#### Work to complete
Reproduce the records below exactly as given.

Dataset rows about figures:

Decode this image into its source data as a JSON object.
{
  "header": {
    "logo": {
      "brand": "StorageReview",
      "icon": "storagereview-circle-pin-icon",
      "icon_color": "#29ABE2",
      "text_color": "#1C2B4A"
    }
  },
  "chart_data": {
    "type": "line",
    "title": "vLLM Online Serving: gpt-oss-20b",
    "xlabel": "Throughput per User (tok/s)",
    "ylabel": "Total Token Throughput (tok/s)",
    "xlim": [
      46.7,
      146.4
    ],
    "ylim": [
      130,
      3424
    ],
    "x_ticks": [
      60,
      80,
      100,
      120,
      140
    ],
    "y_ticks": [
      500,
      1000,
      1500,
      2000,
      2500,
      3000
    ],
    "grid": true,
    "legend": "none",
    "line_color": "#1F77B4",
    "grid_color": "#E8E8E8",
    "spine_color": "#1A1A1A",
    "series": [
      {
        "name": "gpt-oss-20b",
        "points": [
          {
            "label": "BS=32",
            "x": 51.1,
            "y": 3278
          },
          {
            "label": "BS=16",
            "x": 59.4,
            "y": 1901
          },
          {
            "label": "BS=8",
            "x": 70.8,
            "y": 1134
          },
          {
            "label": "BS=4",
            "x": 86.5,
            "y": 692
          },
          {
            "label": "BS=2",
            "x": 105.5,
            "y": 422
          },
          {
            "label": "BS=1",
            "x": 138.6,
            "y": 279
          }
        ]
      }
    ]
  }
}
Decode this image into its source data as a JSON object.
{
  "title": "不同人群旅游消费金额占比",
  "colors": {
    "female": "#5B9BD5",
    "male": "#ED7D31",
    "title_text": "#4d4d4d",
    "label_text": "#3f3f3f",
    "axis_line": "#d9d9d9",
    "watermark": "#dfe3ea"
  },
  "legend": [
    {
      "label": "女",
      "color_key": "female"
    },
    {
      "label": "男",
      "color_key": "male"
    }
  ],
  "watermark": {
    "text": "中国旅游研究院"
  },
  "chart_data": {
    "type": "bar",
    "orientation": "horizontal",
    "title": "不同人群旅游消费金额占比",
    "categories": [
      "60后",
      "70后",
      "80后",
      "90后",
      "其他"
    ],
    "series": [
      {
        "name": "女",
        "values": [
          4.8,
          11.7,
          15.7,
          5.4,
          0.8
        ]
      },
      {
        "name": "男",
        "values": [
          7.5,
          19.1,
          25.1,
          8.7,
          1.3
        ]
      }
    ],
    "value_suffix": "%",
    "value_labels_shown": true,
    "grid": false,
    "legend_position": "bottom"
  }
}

#### Task solution
Decode this image into its source data as a JSON object.
{
  "header": {
    "logo": {
      "brand": "StorageReview",
      "icon": "storagereview-circle-pin-icon",
      "icon_color": "#29ABE2",
      "text_color": "#1C2B4A"
    }
  },
  "chart_data": {
    "type": "line",
    "title": "vLLM Online Serving: gpt-oss-20b",
    "xlabel": "Throughput per User (tok/s)",
    "ylabel": "Total Token Throughput (tok/s)",
    "xlim": [
      46.7,
      146.4
    ],
    "ylim": [
      130,
      3424
    ],
    "x_ticks": [
      60,
      80,
      100,
      120,
      140
    ],
    "y_ticks": [
      500,
      1000,
      1500,
      2000,
      2500,
      3000
    ],
    "grid": true,
    "legend": "none",
    "line_color": "#1F77B4",
    "grid_color": "#E8E8E8",
    "spine_color": "#1A1A1A",
    "series": [
      {
        "name": "gpt-oss-20b",
        "points": [
          {
            "label": "BS=32",
            "x": 51.1,
            "y": 3278
          },
          {
            "label": "BS=16",
            "x": 59.4,
            "y": 1901
          },
          {
            "label": "BS=8",
            "x": 70.8,
            "y": 1134
          },
          {
            "label": "BS=4",
            "x": 86.5,
            "y": 692
          },
          {
            "label": "BS=2",
            "x": 105.5,
            "y": 422
          },
          {
            "label": "BS=1",
            "x": 138.6,
            "y": 279
          }
        ]
      }
    ]
  }
}
Decode this image into its source data as a JSON object.
{
  "title": "不同人群旅游消费金额占比",
  "colors": {
    "female": "#5B9BD5",
    "male": "#ED7D31",
    "title_text": "#4d4d4d",
    "label_text": "#3f3f3f",
    "axis_line": "#d9d9d9",
    "watermark": "#dfe3ea"
  },
  "legend": [
    {
      "label": "女",
      "color_key": "female"
    },
    {
      "label": "男",
      "color_key": "male"
    }
  ],
  "watermark": {
    "text": "中国旅游研究院"
  },
  "chart_data": {
    "type": "bar",
    "orientation": "horizontal",
    "title": "不同人群旅游消费金额占比",
    "categories": [
      "60后",
      "70后",
      "80后",
      "90后",
      "其他"
    ],
    "series": [
      {
        "name": "女",
        "values": [
          4.8,
          11.7,
          15.7,
          5.4,
          0.8
        ]
      },
      {
        "name": "男",
        "values": [
          7.5,
          19.1,
          25.1,
          8.7,
          1.3
        ]
      }
    ],
    "value_suffix": "%",
    "value_labels_shown": true,
    "grid": false,
    "legend_position": "bottom"
  }
}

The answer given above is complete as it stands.